───── SUPPLIED MATERIAL
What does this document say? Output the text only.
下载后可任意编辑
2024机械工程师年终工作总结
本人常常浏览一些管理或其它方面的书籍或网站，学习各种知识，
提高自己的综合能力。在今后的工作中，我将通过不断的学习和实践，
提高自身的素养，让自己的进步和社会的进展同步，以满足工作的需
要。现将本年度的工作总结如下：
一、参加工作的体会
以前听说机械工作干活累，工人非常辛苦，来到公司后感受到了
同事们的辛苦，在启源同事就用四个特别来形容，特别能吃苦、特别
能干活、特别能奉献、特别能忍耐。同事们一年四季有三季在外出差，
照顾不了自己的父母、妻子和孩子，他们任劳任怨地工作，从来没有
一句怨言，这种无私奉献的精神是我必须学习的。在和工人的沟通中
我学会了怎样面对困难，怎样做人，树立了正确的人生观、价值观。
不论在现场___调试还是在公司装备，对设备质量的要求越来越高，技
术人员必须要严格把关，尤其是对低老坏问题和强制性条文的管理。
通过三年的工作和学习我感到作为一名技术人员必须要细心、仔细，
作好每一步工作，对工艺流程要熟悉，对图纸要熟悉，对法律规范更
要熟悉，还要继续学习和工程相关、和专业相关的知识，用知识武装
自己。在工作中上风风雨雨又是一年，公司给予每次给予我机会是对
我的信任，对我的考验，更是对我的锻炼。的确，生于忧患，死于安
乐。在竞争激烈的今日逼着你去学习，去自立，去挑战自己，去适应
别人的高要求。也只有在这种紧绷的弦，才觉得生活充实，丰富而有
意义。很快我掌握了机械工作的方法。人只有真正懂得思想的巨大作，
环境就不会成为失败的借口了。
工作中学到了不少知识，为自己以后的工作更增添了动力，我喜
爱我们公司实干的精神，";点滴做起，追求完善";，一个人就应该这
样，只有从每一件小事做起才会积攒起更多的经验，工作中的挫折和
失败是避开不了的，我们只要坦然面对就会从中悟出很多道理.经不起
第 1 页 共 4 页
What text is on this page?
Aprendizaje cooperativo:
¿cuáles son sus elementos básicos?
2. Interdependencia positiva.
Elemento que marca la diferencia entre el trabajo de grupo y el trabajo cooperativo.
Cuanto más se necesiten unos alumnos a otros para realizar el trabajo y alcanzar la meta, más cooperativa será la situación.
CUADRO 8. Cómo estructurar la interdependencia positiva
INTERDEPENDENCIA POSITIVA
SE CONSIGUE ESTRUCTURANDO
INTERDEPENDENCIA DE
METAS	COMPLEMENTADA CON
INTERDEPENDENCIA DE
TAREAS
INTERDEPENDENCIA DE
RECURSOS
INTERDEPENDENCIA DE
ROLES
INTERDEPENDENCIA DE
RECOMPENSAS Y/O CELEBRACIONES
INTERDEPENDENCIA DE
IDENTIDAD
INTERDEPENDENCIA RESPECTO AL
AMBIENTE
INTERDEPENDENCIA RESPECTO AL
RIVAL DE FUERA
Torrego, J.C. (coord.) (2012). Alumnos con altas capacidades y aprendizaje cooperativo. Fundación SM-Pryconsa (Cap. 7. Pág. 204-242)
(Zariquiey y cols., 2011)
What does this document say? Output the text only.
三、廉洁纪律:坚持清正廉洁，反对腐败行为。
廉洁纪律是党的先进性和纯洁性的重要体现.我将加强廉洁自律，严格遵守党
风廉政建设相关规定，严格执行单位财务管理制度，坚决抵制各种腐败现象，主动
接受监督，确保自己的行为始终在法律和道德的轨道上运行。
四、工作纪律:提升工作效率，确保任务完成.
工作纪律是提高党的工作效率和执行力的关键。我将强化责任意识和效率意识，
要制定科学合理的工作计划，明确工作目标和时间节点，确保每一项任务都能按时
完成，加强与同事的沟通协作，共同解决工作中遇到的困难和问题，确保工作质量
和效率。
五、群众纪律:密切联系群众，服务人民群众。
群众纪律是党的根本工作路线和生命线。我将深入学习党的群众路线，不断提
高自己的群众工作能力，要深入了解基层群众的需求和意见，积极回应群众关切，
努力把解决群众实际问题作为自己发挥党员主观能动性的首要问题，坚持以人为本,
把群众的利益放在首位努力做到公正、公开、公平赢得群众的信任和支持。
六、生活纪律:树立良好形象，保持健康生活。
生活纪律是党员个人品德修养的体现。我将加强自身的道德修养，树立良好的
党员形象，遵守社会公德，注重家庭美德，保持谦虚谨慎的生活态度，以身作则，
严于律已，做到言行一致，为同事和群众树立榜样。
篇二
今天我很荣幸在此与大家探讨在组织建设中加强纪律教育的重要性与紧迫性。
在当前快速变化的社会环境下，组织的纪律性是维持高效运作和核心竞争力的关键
──────────
> PROBLEM DETAILS
From the data, collect all lines where the string "trabajo" appears.

> REPLY
Elemento que marca la diferencia entre el trabajo de grupo y el trabajo cooperativo.
Cuanto más se necesiten unos alumnos a otros para realizar el trabajo y alcanzar la meta, más cooperativa será la situación.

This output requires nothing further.